Print out each record below, unaltered and complete, without its images.

** start Stored data **

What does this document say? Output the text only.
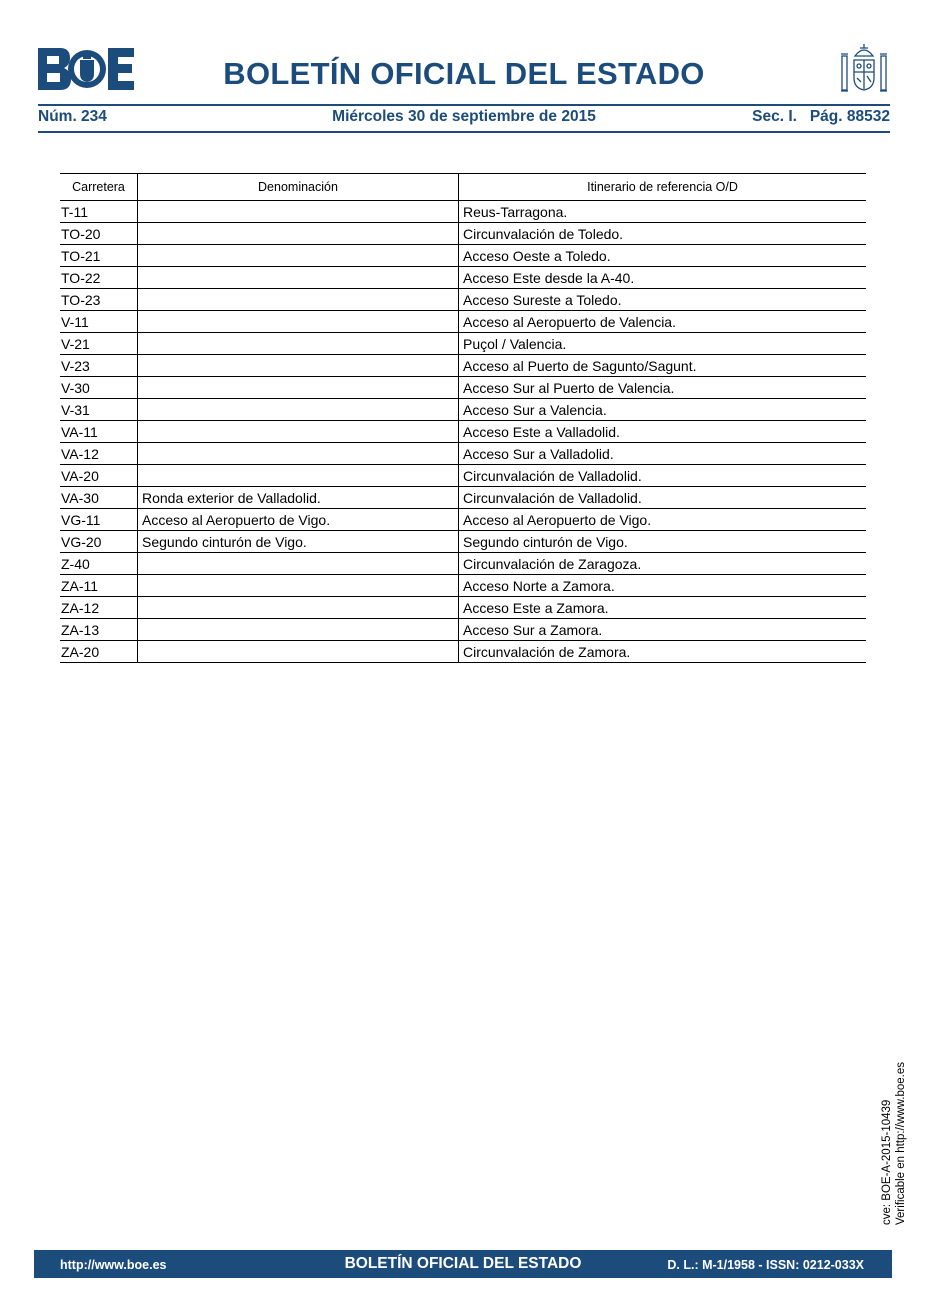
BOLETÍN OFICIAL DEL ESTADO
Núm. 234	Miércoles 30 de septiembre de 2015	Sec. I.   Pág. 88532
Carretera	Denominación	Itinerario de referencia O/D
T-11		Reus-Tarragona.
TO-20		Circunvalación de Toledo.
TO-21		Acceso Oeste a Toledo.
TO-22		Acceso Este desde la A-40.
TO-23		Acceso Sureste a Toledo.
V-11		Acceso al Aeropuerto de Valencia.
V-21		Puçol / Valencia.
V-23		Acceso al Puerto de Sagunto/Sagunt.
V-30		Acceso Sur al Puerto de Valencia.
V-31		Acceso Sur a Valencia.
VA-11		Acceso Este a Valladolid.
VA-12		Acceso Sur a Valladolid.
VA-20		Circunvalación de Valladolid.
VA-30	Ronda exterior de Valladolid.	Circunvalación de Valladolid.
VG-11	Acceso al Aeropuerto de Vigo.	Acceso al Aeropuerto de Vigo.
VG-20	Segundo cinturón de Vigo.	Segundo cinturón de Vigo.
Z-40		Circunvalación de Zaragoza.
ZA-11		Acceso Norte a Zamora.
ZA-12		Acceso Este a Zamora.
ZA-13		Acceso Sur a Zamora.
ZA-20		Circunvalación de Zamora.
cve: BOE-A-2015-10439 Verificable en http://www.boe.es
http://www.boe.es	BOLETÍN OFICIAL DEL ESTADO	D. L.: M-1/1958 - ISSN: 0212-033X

** end Stored data **

Task result:
What does this document say? Output the text only.
BOLETÍN OFICIAL DEL ESTADO
Núm. 234	Miércoles 30 de septiembre de 2015	Sec. I.   Pág. 88532
Carretera	Denominación	Itinerario de referencia O/D
T-11		Reus-Tarragona.
TO-20		Circunvalación de Toledo.
TO-21		Acceso Oeste a Toledo.
TO-22		Acceso Este desde la A-40.
TO-23		Acceso Sureste a Toledo.
V-11		Acceso al Aeropuerto de Valencia.
V-21		Puçol / Valencia.
V-23		Acceso al Puerto de Sagunto/Sagunt.
V-30		Acceso Sur al Puerto de Valencia.
V-31		Acceso Sur a Valencia.
VA-11		Acceso Este a Valladolid.
VA-12		Acceso Sur a Valladolid.
VA-20		Circunvalación de Valladolid.
VA-30	Ronda exterior de Valladolid.	Circunvalación de Valladolid.
VG-11	Acceso al Aeropuerto de Vigo.	Acceso al Aeropuerto de Vigo.
VG-20	Segundo cinturón de Vigo.	Segundo cinturón de Vigo.
Z-40		Circunvalación de Zaragoza.
ZA-11		Acceso Norte a Zamora.
ZA-12		Acceso Este a Zamora.
ZA-13		Acceso Sur a Zamora.
ZA-20		Circunvalación de Zamora.
cve: BOE-A-2015-10439 Verificable en http://www.boe.es
http://www.boe.es	BOLETÍN OFICIAL DEL ESTADO	D. L.: M-1/1958 - ISSN: 0212-033X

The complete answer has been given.